設問 = 課題文で、近藤先生が講演の中で提出した疑問は何ですか。

課題文 =
________________________________________

凡夫は基本、無能・無力にしてしばしば(ほぼ)有害。

何もできないときや、相手に迷惑をかけそうなときは、天に向かって、
「助けて下さい。」
と祈りましょう。

それが、凡夫なりの精一杯+おまかせ、の生き方。
我々にはそれしかないのでありました。

 

 

そこでまあ、その安全ですけども、皆さん、どう考える? これはもう人間のね、子どものときに、僕は、そう思うんですね。子どものときに、母親のね、胸に抱かれて、こうやってるときにね、あれはね、なんとも言えない、安らかな感じがしますよね。あれは素晴らしい安全感だと思うんです。子どもにとって安全感ぐらいね、大事なものはない。このことを言い始めるときりがないですけどね、子どもの問題としてね。それがないためにどんなに、いろんな問題が起きてるかわからない。
そういうふうなことが、例えば、私の、ひとつの例を挙げれば、今、小学校の3年になる女の子が、登校拒否を始めた。何故か? それは、嫁と姑がいるんですね。その間がガッチャンガッチャンやったわけです。で、お母さんが、もうこんなところにはおれないから、私は出て行く、とこう言ったわけだね。それを子どもが聞いてたわけですね。そうするとね、すごく不安になるわけですよね。そのためにね、学校に行ってる間に、もしやお母さんがどっかに行っちゃうんじゃないか。それでね、学校に行かないでお母さんの傍にくっ付いたままでいるんですよ、こうやって。それが登校拒否の原因だと。つまり、自分にそういった安全がなくなるということ、お母さんについてね。まあ、そんなことを、まあ、ひとつの例で挙げますけどね。
そういう安全感というのは、子どものときから、そういうものがずっとあると思うんですよ。けどね、そのために、さっき言ったように、我々は大人になっても、自分の安全を守るためにいろんな方法をしてるわけなんですけどね。一体、安全というのは何のためにある。もう一遍考えてみる必要がある、と私は私のとこにいらっしゃる方に言うんですよ。僕はよくわかりますと。僕だって安全っていうことを考えますと。しかし、安全を守るということは人生の目的なんでしょうか。私たちの生きる目的なんでしょうか、いうようなことを、まあ、訊いてみるわけです。これはまあ、いろいろ、皆さんも議論があると思うんです。」(近藤章久講演『人間の可能性について』より)

 

子どもにとっては、まず自分の心身の安全は最重要事だと思います。
そうでないと、小さくて弱い子どもは生きて行けません。
そしてそのときに覚えた自分の安全の守り方が、大人になってからも自分の安全の守り方のベースになって行きます。
その安全の守り方が、健全なものだと良いのですが、残念ながら多くの大人が身に付けているのは、前回取り上げた「神経症的人格構造」ということになります。
おかしなことをやらかしてでも、自分の安全を守りたい。
事程左様(ことほどさよう)に、人間というものは、自分の安全が大事というわけです。
そこで近藤先生は、疑問を提出します。
安全を守るということは人生の目的なんでしょうか。私たちの生きる目的なんでしょうか。
まあ、すごい質問をさらっとおっしゃるもんだ、と初めてこの講演テープを聴いたとき、私は唸ったのを覚えています。

________________________________________

(構造化されたページ解析データ)
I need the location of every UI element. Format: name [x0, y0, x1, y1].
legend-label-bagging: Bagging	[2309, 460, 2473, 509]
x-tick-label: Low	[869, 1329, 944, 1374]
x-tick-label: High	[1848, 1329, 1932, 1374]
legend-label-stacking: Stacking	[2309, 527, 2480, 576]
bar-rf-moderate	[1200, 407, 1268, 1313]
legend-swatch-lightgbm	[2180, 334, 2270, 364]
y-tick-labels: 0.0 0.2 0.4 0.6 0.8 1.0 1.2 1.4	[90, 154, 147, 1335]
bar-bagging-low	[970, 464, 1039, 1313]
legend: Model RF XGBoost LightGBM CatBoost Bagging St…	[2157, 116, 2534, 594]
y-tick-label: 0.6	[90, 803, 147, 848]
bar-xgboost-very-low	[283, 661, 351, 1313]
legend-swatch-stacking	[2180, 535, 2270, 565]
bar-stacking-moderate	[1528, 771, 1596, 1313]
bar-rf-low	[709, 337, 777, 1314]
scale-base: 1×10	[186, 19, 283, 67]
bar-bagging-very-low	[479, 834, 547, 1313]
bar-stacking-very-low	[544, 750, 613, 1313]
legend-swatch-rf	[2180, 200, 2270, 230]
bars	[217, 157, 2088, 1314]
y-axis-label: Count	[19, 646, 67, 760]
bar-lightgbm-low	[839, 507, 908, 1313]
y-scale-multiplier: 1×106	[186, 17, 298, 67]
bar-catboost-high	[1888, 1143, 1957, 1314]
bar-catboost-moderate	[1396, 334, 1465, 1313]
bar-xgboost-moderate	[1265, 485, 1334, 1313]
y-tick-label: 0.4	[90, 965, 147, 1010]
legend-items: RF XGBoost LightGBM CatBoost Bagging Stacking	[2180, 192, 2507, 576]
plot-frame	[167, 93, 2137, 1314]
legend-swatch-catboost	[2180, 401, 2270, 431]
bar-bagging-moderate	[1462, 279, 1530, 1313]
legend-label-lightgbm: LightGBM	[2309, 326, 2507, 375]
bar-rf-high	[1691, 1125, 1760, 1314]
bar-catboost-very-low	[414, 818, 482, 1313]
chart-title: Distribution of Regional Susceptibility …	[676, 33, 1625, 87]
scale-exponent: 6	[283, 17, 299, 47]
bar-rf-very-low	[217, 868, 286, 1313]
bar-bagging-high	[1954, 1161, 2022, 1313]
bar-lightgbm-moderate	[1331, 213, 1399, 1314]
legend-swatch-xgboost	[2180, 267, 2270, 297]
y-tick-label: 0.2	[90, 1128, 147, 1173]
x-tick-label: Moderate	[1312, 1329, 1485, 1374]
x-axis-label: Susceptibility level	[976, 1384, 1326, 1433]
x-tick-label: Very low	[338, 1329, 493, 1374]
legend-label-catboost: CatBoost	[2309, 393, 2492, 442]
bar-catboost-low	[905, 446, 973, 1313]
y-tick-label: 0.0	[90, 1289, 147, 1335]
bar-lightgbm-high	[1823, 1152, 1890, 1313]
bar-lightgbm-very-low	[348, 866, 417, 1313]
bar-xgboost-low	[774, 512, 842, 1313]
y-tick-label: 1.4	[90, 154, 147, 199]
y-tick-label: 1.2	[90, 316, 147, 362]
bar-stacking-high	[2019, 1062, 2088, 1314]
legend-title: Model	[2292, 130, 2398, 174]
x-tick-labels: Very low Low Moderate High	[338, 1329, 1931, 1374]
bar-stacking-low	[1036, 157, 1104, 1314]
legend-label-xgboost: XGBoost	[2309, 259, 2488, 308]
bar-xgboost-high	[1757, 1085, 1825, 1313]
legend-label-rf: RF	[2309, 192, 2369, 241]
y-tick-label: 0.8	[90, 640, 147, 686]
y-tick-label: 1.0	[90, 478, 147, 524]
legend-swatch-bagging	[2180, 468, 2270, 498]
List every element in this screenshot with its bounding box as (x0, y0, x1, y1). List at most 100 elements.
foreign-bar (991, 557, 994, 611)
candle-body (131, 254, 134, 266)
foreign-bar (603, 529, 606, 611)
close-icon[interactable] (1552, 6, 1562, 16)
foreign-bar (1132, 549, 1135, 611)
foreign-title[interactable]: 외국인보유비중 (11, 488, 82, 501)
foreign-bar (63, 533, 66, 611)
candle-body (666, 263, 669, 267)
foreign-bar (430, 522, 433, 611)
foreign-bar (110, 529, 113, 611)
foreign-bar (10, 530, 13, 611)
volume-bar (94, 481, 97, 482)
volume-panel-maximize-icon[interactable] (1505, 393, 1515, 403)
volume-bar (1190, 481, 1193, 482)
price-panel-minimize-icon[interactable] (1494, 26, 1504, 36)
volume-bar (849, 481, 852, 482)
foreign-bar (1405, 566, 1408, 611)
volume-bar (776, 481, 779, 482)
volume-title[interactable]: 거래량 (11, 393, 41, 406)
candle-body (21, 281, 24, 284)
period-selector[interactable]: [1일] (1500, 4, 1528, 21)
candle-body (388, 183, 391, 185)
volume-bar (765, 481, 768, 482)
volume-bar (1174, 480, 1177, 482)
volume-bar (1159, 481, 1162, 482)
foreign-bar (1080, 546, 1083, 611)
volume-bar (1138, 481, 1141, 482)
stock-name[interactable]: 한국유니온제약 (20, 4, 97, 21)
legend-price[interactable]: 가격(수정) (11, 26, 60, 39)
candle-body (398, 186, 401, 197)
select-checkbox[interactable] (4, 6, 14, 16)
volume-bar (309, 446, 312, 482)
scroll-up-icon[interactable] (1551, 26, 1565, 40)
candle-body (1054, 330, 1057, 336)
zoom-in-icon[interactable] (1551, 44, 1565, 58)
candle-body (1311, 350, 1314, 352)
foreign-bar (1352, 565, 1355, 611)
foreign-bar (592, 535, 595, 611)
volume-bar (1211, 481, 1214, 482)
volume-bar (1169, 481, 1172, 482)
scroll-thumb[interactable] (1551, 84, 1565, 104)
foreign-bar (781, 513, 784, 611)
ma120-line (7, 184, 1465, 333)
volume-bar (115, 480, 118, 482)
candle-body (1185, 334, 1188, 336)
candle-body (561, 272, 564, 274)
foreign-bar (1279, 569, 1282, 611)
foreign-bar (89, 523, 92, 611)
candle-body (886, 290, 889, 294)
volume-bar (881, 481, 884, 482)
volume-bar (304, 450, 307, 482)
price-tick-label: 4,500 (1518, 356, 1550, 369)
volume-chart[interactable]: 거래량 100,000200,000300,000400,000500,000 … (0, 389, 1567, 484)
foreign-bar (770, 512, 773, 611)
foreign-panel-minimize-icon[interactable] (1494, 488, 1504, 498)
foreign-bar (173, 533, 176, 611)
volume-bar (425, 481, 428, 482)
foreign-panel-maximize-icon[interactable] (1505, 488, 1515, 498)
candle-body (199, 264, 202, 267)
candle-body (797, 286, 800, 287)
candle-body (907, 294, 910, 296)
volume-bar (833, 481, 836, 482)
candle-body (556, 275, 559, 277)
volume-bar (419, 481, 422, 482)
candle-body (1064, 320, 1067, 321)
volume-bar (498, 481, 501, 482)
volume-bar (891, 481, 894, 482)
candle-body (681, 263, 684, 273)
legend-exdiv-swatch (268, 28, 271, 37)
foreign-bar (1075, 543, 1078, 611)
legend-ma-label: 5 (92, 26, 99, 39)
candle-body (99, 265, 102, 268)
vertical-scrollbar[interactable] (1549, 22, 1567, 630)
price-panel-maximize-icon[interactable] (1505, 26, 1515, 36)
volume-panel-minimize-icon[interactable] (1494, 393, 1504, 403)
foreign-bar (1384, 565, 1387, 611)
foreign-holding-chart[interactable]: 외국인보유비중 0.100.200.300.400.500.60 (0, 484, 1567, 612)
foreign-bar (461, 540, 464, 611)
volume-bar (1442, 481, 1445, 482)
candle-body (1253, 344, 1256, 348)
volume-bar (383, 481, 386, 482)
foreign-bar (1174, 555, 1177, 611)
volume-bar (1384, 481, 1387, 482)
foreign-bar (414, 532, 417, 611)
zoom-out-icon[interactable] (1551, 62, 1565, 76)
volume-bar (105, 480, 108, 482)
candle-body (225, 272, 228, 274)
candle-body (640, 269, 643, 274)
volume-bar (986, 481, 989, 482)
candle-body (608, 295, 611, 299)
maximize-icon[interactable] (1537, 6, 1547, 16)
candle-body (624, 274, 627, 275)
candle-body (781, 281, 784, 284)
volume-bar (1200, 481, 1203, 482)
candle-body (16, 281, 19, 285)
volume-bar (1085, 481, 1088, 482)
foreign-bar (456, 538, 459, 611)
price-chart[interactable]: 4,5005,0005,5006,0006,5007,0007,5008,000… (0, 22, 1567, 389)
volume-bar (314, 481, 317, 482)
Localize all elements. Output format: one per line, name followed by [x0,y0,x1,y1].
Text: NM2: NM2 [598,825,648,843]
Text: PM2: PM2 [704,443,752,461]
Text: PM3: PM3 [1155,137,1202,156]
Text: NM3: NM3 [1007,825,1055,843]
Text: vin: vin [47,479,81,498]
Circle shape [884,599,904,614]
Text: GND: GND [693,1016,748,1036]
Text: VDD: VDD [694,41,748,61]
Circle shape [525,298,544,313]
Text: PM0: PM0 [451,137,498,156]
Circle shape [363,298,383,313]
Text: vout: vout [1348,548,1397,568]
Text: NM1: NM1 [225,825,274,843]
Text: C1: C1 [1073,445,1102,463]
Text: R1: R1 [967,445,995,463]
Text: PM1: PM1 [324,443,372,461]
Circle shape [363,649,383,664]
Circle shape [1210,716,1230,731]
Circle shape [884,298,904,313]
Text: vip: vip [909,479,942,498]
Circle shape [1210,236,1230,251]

________________________________________

解答 = 安全を守るということは人生の目的なのか、私たちの生きる目的なのか、という疑問です。